* _Short problem_: Extract all lines that hold the string "اصفهان".

* _Extracted material_:
════════

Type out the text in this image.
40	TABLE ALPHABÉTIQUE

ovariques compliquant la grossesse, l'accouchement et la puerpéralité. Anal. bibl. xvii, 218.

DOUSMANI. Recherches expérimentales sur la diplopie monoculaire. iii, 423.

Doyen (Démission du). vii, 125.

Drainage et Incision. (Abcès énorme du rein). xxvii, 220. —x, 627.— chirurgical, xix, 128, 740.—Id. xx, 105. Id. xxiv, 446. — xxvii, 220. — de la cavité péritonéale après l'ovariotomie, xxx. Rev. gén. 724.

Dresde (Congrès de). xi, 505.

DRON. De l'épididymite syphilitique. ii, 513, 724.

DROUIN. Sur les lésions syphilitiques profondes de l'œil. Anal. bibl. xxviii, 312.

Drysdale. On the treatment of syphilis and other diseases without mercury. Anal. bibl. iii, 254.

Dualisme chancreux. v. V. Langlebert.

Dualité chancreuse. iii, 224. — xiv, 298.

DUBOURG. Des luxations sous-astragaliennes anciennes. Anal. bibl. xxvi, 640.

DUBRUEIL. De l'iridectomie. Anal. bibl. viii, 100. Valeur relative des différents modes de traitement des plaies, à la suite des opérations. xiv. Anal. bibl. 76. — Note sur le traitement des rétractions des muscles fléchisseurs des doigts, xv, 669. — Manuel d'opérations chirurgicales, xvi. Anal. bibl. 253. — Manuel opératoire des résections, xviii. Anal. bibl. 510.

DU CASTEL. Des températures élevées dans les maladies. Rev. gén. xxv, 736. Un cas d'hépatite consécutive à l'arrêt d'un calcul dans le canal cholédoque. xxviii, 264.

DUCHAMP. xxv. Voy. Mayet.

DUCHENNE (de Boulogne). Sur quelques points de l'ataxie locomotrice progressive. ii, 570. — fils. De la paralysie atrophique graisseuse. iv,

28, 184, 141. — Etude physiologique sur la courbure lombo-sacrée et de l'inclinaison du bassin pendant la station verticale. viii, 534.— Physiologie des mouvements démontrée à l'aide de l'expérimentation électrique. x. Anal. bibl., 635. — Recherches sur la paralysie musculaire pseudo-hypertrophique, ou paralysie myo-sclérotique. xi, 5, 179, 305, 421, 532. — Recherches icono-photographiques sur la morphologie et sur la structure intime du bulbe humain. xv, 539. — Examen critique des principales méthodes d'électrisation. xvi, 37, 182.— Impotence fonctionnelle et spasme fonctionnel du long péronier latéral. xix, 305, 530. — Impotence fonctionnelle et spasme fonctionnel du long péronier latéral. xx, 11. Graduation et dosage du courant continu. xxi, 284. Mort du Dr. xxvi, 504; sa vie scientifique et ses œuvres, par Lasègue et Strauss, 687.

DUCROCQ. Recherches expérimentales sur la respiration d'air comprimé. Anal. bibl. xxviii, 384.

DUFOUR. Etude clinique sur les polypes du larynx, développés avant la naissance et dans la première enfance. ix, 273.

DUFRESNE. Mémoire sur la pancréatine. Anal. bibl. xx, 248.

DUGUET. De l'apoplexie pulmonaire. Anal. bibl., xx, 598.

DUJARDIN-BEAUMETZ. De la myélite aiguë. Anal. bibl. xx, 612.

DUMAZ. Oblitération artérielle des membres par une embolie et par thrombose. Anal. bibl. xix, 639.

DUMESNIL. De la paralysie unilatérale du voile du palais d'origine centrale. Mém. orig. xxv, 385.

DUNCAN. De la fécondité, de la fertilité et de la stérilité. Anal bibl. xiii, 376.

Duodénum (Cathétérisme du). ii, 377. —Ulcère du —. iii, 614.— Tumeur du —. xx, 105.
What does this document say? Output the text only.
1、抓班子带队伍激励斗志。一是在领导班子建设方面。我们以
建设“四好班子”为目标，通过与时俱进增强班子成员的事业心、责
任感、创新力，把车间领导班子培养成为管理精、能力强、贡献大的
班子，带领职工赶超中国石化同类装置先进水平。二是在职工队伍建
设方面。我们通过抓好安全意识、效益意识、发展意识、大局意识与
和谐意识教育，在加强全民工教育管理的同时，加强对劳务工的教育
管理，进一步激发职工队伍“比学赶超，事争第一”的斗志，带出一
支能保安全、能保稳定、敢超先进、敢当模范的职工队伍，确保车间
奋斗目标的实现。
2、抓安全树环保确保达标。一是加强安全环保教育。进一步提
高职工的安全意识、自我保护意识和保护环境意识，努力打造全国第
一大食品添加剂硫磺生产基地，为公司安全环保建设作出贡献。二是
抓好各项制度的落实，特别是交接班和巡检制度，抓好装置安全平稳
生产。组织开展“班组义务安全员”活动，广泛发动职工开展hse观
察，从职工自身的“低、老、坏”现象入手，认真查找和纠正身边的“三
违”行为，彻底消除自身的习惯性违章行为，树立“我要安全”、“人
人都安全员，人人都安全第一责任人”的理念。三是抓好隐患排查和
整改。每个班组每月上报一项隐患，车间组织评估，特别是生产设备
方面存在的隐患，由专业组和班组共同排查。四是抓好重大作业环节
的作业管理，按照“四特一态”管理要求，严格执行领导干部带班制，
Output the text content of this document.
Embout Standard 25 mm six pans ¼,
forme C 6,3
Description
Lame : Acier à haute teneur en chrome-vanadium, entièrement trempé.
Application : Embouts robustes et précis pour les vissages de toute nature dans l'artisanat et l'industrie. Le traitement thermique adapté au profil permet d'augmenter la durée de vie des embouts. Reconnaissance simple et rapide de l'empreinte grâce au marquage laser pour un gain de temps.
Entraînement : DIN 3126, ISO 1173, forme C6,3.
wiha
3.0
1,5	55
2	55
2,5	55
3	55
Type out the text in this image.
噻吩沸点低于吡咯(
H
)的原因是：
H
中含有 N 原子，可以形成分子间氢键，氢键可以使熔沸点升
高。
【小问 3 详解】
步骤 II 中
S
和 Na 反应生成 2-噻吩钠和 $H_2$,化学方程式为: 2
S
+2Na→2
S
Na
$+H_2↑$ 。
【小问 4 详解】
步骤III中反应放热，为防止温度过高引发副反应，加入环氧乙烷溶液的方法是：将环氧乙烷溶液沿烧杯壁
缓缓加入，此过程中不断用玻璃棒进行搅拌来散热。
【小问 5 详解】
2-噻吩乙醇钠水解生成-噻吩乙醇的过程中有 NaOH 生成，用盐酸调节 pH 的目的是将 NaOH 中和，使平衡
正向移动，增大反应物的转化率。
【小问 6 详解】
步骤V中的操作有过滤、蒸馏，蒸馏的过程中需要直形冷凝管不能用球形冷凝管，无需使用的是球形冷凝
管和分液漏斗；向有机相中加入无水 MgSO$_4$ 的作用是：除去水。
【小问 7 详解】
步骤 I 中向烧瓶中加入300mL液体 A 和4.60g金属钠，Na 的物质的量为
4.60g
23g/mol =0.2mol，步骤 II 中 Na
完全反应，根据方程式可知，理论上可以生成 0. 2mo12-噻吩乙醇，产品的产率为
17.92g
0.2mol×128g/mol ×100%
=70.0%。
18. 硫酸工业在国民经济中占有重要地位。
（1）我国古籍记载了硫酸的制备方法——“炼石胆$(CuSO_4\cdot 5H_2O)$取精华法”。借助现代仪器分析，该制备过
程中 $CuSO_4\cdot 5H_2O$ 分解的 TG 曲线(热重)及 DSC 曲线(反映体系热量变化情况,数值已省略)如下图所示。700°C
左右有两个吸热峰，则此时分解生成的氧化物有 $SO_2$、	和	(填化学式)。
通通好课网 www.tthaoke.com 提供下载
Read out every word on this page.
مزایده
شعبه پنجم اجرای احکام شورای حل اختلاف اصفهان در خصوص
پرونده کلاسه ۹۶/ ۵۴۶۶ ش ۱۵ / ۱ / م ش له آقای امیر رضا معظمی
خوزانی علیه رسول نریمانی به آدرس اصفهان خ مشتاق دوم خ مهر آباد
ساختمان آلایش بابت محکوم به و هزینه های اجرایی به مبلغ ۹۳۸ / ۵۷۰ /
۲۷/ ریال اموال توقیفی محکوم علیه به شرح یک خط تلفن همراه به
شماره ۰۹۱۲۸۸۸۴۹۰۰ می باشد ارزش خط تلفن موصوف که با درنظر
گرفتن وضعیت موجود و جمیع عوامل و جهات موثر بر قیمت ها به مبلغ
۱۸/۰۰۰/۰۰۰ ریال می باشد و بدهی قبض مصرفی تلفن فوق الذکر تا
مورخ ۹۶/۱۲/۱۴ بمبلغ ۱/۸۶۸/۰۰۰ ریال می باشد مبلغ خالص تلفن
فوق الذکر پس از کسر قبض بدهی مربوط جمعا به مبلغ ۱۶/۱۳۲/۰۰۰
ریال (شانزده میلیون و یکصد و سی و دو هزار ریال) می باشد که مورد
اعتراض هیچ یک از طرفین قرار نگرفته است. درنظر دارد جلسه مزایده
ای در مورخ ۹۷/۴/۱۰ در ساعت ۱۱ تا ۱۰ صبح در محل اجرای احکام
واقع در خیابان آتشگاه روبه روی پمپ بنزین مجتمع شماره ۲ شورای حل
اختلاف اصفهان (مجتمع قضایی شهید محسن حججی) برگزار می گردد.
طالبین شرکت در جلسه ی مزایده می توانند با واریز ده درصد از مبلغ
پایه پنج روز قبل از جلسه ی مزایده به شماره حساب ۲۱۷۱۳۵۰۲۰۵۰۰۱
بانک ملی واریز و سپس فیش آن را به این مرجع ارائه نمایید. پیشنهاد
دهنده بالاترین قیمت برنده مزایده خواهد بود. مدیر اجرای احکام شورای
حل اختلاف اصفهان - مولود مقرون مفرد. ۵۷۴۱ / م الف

════════

* _Exercise result_:
شعبه پنجم اجرای احکام شورای حل اختلاف اصفهان در خصوص
خوزانی علیه رسول نریمانی به آدرس اصفهان خ مشتاق دوم خ مهر آباد
اختلاف اصفهان (مجتمع قضایی شهید محسن حججی) برگزار می گردد.
حل اختلاف اصفهان - مولود مقرون مفرد. ۵۷۴۱ / م الف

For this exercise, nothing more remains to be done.